■ Your task
The answer must be a single number: how many lines below contain "that".

◇ ◇ ◇ ◇ ◇

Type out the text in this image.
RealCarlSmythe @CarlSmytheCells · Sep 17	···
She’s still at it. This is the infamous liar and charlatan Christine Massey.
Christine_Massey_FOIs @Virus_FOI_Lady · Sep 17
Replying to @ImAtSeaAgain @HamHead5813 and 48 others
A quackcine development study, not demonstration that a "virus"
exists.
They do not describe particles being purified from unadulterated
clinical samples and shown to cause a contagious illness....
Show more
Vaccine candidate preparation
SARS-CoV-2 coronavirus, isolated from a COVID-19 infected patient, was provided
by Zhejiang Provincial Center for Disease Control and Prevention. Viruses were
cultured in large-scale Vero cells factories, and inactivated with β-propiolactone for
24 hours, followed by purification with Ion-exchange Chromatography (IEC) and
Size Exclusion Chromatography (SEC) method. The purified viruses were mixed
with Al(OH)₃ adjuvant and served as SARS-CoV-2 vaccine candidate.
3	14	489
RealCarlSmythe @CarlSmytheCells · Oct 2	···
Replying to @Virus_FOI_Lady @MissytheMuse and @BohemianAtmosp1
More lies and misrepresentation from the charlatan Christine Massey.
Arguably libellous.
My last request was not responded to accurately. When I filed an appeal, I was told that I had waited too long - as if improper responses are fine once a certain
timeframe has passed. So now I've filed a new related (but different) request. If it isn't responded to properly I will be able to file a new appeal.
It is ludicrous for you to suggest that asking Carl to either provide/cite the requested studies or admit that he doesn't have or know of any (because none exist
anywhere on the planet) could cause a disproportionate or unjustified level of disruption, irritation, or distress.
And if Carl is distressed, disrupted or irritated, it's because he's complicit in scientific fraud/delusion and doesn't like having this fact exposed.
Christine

◇ ◇ ◇ ◇ ◇

■ Reply
3